## Begin DATA TO USE
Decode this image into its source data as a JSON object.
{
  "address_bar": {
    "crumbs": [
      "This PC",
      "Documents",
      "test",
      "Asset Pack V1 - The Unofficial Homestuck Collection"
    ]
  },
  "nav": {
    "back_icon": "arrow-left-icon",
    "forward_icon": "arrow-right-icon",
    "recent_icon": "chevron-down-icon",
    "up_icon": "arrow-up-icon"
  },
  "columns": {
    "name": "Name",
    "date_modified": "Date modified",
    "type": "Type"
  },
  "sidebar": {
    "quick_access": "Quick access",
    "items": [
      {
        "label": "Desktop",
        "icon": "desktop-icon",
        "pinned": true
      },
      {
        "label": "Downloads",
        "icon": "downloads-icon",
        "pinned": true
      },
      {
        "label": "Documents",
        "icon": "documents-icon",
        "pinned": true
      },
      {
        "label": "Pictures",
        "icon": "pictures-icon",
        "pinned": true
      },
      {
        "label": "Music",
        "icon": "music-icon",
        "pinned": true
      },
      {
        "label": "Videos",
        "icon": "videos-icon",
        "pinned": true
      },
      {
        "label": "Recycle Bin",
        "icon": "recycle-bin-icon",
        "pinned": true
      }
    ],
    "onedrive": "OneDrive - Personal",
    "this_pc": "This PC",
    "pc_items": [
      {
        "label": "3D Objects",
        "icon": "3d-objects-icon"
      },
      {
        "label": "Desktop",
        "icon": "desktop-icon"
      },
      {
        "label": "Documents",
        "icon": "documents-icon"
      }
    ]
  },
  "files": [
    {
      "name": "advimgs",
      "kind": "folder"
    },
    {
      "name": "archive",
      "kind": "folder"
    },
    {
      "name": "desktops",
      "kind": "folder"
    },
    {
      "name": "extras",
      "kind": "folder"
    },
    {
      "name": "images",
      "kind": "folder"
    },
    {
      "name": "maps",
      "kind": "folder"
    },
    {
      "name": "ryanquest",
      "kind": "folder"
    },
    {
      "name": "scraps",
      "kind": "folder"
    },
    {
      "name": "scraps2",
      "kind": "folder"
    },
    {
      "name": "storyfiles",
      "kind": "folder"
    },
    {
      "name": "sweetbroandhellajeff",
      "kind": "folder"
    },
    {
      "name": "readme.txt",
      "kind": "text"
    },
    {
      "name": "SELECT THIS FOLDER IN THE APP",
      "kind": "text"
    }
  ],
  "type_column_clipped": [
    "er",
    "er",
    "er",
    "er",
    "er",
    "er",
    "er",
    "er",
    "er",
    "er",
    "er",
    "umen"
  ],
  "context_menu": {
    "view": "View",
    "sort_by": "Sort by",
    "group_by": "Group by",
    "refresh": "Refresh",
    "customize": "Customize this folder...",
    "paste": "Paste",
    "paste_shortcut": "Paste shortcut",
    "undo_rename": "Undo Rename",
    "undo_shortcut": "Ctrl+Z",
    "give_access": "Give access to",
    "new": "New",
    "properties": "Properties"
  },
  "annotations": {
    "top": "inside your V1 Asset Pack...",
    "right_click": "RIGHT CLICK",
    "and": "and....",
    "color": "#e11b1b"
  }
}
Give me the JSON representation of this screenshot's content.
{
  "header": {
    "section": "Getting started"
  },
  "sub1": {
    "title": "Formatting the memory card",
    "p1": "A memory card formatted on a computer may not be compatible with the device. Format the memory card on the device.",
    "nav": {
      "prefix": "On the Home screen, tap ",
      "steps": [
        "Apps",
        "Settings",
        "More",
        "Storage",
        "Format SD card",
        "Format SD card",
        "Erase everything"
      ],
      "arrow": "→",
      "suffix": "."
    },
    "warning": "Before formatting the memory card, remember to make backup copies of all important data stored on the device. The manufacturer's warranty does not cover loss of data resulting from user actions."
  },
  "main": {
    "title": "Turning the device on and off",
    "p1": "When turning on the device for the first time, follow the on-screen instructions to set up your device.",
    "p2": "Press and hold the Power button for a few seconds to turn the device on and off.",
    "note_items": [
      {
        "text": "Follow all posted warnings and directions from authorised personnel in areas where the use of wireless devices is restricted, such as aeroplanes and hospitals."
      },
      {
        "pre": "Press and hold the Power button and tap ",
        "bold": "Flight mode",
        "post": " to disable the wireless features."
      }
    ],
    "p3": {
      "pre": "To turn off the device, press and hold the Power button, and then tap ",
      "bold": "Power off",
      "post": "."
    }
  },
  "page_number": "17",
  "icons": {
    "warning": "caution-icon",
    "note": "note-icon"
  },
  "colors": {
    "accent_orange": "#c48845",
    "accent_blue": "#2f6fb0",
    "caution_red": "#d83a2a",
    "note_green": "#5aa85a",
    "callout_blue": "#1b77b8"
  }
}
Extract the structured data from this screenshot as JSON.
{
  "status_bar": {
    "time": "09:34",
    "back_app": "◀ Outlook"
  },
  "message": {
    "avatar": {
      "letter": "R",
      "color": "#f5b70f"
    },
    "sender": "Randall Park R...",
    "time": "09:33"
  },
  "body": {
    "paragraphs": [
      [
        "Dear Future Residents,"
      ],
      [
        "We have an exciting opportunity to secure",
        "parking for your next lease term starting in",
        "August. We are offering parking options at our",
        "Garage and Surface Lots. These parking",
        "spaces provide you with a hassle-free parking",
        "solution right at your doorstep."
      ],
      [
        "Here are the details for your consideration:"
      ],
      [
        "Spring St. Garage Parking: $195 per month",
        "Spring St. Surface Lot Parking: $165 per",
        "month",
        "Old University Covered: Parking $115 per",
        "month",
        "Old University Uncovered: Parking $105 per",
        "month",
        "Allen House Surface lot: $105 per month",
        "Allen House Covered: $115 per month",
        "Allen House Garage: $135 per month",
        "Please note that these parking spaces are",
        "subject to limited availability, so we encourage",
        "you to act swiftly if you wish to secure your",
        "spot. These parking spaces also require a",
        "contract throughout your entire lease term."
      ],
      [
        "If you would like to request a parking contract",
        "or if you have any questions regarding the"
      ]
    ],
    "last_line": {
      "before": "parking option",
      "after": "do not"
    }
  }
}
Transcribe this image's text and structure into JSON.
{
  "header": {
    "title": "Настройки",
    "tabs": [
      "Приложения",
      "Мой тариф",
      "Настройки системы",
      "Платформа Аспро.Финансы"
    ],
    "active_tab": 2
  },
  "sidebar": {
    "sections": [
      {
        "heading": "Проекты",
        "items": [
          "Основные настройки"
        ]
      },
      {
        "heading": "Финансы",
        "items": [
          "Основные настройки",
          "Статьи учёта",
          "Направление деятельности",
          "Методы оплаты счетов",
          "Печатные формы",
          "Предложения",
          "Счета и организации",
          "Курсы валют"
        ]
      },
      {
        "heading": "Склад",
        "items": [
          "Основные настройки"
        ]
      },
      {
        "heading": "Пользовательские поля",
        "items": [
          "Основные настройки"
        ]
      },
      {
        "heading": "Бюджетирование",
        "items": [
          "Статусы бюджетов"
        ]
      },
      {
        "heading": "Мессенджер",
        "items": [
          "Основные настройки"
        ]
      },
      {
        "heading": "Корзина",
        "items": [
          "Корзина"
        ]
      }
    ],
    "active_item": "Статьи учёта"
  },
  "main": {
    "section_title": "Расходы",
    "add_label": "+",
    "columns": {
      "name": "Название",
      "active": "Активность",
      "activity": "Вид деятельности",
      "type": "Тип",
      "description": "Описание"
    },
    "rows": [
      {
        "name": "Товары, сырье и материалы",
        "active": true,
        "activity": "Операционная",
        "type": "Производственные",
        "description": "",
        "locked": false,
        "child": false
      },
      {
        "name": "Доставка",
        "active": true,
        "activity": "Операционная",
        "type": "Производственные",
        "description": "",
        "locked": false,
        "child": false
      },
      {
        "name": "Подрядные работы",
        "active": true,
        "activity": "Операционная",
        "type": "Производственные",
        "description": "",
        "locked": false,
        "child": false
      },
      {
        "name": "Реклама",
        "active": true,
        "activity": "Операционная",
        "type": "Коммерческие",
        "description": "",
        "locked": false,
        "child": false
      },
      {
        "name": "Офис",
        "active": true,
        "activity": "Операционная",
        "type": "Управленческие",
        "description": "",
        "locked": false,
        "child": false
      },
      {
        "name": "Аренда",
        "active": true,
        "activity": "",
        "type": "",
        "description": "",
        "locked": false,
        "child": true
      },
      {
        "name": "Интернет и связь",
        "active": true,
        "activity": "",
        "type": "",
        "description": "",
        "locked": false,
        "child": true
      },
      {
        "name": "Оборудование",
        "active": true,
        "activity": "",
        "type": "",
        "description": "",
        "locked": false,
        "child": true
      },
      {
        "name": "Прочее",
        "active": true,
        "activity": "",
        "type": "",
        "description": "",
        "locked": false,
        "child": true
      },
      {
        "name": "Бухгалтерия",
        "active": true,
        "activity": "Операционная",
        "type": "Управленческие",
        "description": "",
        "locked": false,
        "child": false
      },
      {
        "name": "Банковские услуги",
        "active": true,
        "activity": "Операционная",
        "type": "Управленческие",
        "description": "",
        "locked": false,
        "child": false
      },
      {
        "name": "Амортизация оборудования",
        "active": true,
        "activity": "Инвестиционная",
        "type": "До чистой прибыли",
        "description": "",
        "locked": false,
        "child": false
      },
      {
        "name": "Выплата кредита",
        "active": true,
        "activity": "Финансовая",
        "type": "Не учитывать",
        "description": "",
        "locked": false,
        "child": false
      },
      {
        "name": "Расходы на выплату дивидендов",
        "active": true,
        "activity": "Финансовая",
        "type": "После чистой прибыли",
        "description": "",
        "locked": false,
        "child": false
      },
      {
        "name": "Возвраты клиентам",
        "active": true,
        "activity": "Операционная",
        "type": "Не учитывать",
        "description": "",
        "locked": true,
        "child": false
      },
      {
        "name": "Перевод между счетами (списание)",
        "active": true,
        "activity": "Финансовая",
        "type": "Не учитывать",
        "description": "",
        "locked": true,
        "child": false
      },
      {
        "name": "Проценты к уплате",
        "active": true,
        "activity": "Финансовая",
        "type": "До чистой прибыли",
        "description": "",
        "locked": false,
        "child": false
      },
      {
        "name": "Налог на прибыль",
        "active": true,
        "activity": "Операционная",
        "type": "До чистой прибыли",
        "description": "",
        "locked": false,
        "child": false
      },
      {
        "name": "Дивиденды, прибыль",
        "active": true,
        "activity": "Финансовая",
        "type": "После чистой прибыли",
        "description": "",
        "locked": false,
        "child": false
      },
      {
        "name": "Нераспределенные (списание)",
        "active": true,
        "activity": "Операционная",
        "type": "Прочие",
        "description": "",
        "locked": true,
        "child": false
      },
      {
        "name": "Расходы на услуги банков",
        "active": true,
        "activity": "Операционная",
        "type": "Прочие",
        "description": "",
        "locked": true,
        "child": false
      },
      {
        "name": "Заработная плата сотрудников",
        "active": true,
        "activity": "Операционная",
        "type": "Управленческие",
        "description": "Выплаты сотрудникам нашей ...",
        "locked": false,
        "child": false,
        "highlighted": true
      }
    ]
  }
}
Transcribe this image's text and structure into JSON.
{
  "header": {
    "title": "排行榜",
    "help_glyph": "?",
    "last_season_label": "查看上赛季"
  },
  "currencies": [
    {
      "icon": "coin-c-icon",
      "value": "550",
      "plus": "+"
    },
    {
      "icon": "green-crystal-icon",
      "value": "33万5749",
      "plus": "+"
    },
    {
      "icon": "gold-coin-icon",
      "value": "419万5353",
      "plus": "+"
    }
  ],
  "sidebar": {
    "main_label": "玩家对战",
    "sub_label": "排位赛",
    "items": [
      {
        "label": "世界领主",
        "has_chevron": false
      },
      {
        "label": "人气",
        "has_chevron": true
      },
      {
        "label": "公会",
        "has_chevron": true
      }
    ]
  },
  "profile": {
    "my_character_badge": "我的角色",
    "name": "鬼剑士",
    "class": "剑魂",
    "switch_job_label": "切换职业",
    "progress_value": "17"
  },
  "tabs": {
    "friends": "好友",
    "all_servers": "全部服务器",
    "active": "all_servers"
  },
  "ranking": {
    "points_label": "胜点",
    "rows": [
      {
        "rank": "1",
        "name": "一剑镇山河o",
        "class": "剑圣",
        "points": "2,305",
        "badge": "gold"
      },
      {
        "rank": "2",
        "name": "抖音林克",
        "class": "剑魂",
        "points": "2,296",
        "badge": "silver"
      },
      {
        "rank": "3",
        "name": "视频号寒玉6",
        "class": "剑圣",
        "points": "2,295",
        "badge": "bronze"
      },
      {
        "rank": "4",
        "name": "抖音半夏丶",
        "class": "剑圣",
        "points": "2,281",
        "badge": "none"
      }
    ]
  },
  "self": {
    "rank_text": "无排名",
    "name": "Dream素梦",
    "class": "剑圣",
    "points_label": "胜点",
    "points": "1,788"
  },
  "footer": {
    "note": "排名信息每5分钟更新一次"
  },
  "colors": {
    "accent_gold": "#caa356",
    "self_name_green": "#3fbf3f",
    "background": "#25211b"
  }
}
## End DATA TO USE
> **WHAT TO PRODUCE**: Looking at the records above, work out how many lines include the string "time". Give the number and nothing else.

> **REPLY**: 3